Data records
◆ ◆ ◆
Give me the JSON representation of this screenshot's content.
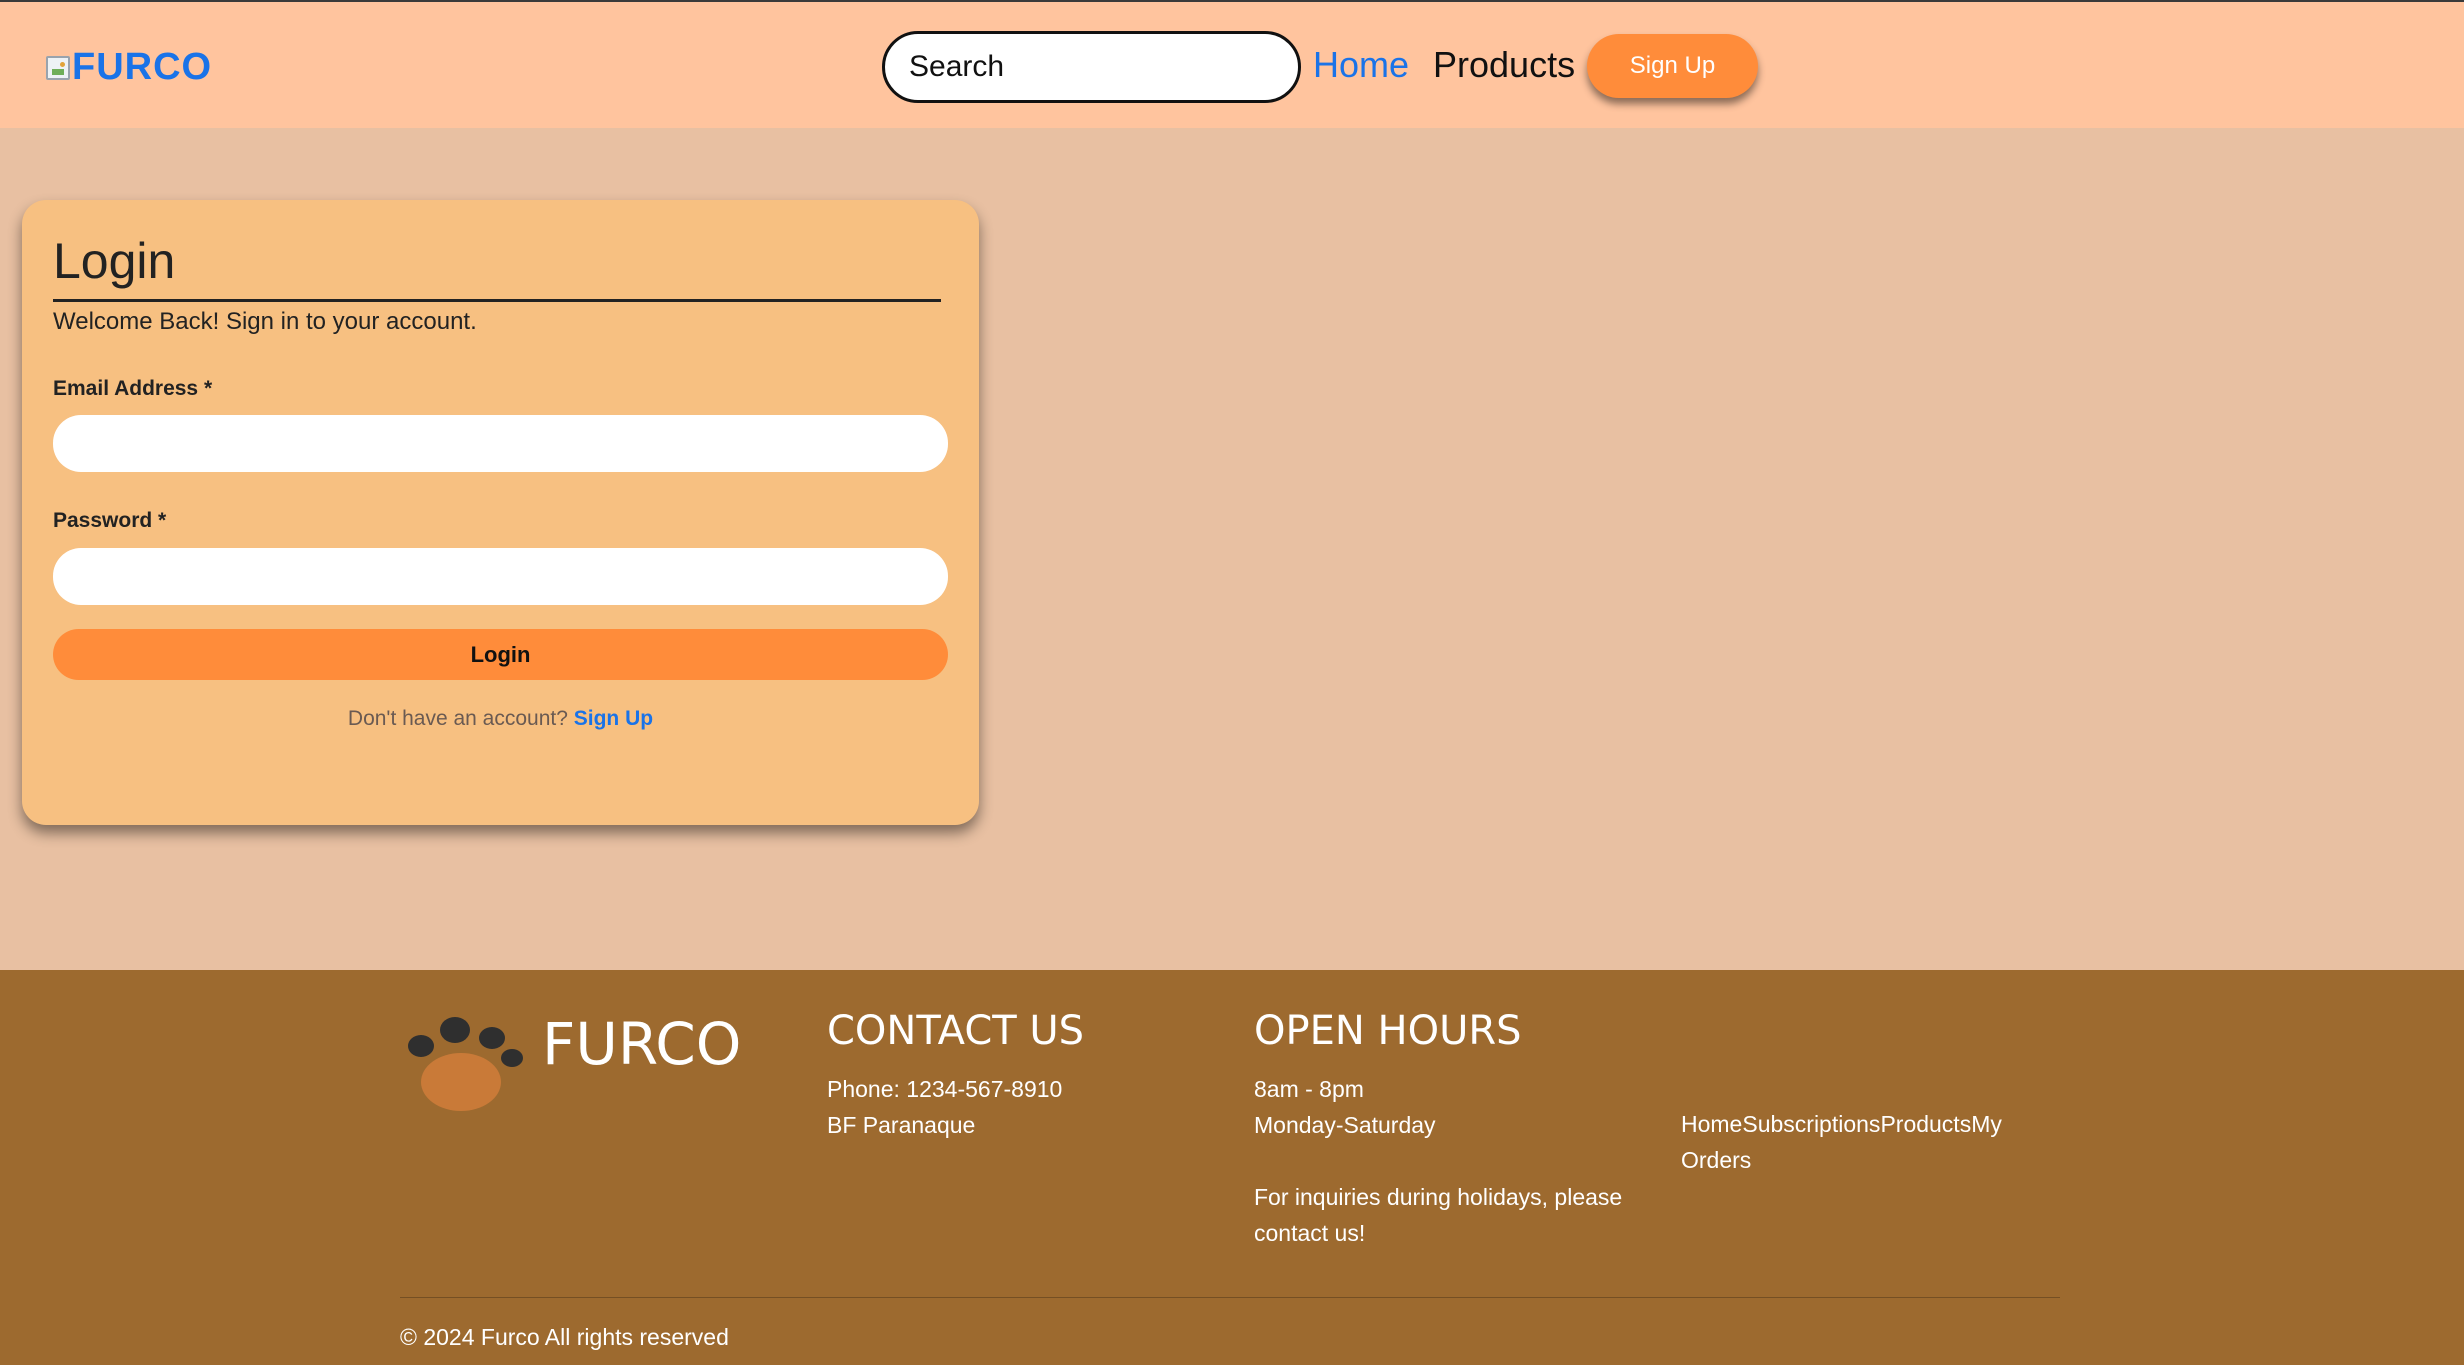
{
  "header": {
    "logo_text": "FURCO",
    "search_placeholder": "Search",
    "nav": {
      "home": "Home",
      "products": "Products"
    },
    "signup_label": "Sign Up"
  },
  "login": {
    "title": "Login",
    "welcome": "Welcome Back! Sign in to your account.",
    "email_label": "Email Address *",
    "email_value": "",
    "password_label": "Password *",
    "password_value": "",
    "submit_label": "Login",
    "no_account_text": "Don't have an account?",
    "signup_link": "Sign Up"
  },
  "footer": {
    "brand": "FURCO",
    "contact": {
      "heading": "CONTACT US",
      "phone": "Phone: 1234-567-8910",
      "address": "BF Paranaque"
    },
    "hours": {
      "heading": "OPEN HOURS",
      "time": "8am - 8pm",
      "days": "Monday-Saturday",
      "note": "For inquiries during holidays, please contact us!"
    },
    "links": [
      "Home",
      "Subscriptions",
      "Products",
      "My Orders"
    ],
    "copyright": "© 2024 Furco All rights reserved"
  },
  "colors": {
    "header_bg": "#ffc49e",
    "page_bg": "#e8c0a2",
    "card_bg": "#f7c081",
    "accent_orange": "#ff8c3a",
    "link_blue": "#1a73e8",
    "footer_bg": "#9d6a2f",
    "paw_dark": "#2f2f2f",
    "paw_pad": "#c97a38"
  },
  "icons": {
    "logo": "broken-image-icon",
    "brand": "paw-icon"
  }
}
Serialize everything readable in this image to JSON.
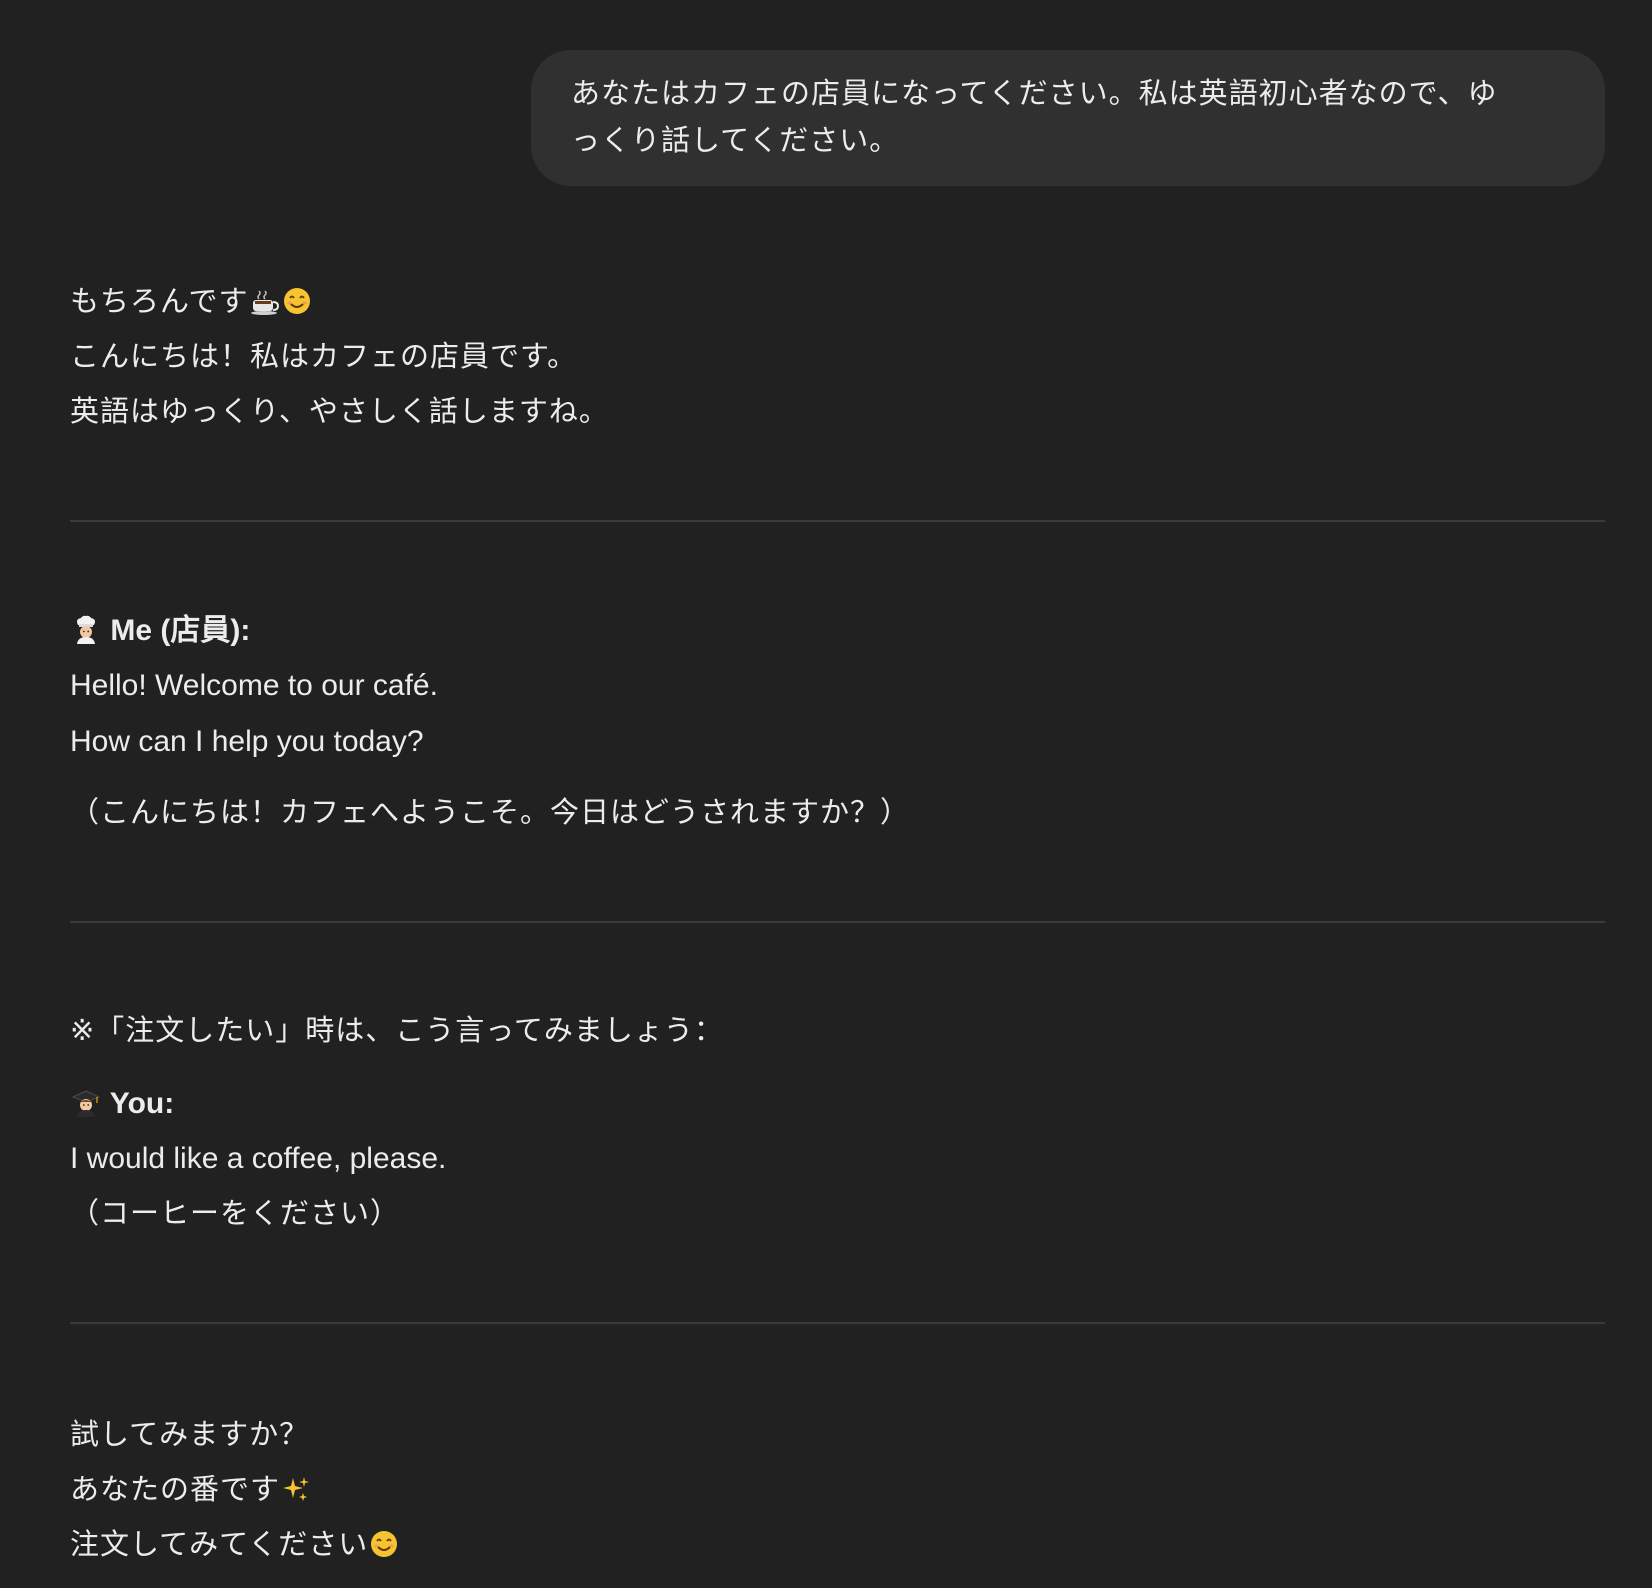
{
  "user_message": {
    "text_line1": "あなたはカフェの店員になってください。私は英語初心者なので、ゆ",
    "text_line2": "っくり話してください。"
  },
  "assistant": {
    "intro": {
      "line1": "もちろんです",
      "line2": "こんにちは！私はカフェの店員です。",
      "line3": "英語はゆっくり、やさしく話しますね。"
    },
    "staff_section": {
      "speaker": "Me (店員):",
      "line1": "Hello! Welcome to our café.",
      "line2": "How can I help you today?",
      "translation": "（こんにちは！カフェへようこそ。今日はどうされますか？）"
    },
    "tip_section": {
      "note": "※「注文したい」時は、こう言ってみましょう：",
      "speaker": "You:",
      "phrase": "I would like a coffee, please.",
      "translation": "（コーヒーをください）"
    },
    "closing": {
      "line1": "試してみますか？",
      "line2": "あなたの番です",
      "line3": "注文してみてください"
    }
  },
  "icons": {
    "coffee": "hot-beverage-emoji",
    "smile": "smiling-face-emoji",
    "chef": "cook-emoji",
    "student": "student-emoji",
    "sparkles": "sparkles-emoji"
  },
  "colors": {
    "background": "#212121",
    "user_bubble": "#303030",
    "text": "#ececec",
    "divider": "#3a3a3a"
  }
}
◆ ◆ ◆
Aim of the task >>
Retype the whole listing, keeping every line identical and omitting all pictures.

Output for this task >>
Give me the JSON representation of this screenshot's content.
{
  "header": {
    "logo_text": "FURCO",
    "search_placeholder": "Search",
    "nav": {
      "home": "Home",
      "products": "Products"
    },
    "signup_label": "Sign Up"
  },
  "login": {
    "title": "Login",
    "welcome": "Welcome Back! Sign in to your account.",
    "email_label": "Email Address *",
    "email_value": "",
    "password_label": "Password *",
    "password_value": "",
    "submit_label": "Login",
    "no_account_text": "Don't have an account?",
    "signup_link": "Sign Up"
  },
  "footer": {
    "brand": "FURCO",
    "contact": {
      "heading": "CONTACT US",
      "phone": "Phone: 1234-567-8910",
      "address": "BF Paranaque"
    },
    "hours": {
      "heading": "OPEN HOURS",
      "time": "8am - 8pm",
      "days": "Monday-Saturday",
      "note": "For inquiries during holidays, please contact us!"
    },
    "links": [
      "Home",
      "Subscriptions",
      "Products",
      "My Orders"
    ],
    "copyright": "© 2024 Furco All rights reserved"
  },
  "colors": {
    "header_bg": "#ffc49e",
    "page_bg": "#e8c0a2",
    "card_bg": "#f7c081",
    "accent_orange": "#ff8c3a",
    "link_blue": "#1a73e8",
    "footer_bg": "#9d6a2f",
    "paw_dark": "#2f2f2f",
    "paw_pad": "#c97a38"
  },
  "icons": {
    "logo": "broken-image-icon",
    "brand": "paw-icon"
  }
}
Serialize everything readable in this image to JSON.
{
  "user_message": {
    "text_line1": "あなたはカフェの店員になってください。私は英語初心者なので、ゆ",
    "text_line2": "っくり話してください。"
  },
  "assistant": {
    "intro": {
      "line1": "もちろんです",
      "line2": "こんにちは！私はカフェの店員です。",
      "line3": "英語はゆっくり、やさしく話しますね。"
    },
    "staff_section": {
      "speaker": "Me (店員):",
      "line1": "Hello! Welcome to our café.",
      "line2": "How can I help you today?",
      "translation": "（こんにちは！カフェへようこそ。今日はどうされますか？）"
    },
    "tip_section": {
      "note": "※「注文したい」時は、こう言ってみましょう：",
      "speaker": "You:",
      "phrase": "I would like a coffee, please.",
      "translation": "（コーヒーをください）"
    },
    "closing": {
      "line1": "試してみますか？",
      "line2": "あなたの番です",
      "line3": "注文してみてください"
    }
  },
  "icons": {
    "coffee": "hot-beverage-emoji",
    "smile": "smiling-face-emoji",
    "chef": "cook-emoji",
    "student": "student-emoji",
    "sparkles": "sparkles-emoji"
  },
  "colors": {
    "background": "#212121",
    "user_bubble": "#303030",
    "text": "#ececec",
    "divider": "#3a3a3a"
  }
}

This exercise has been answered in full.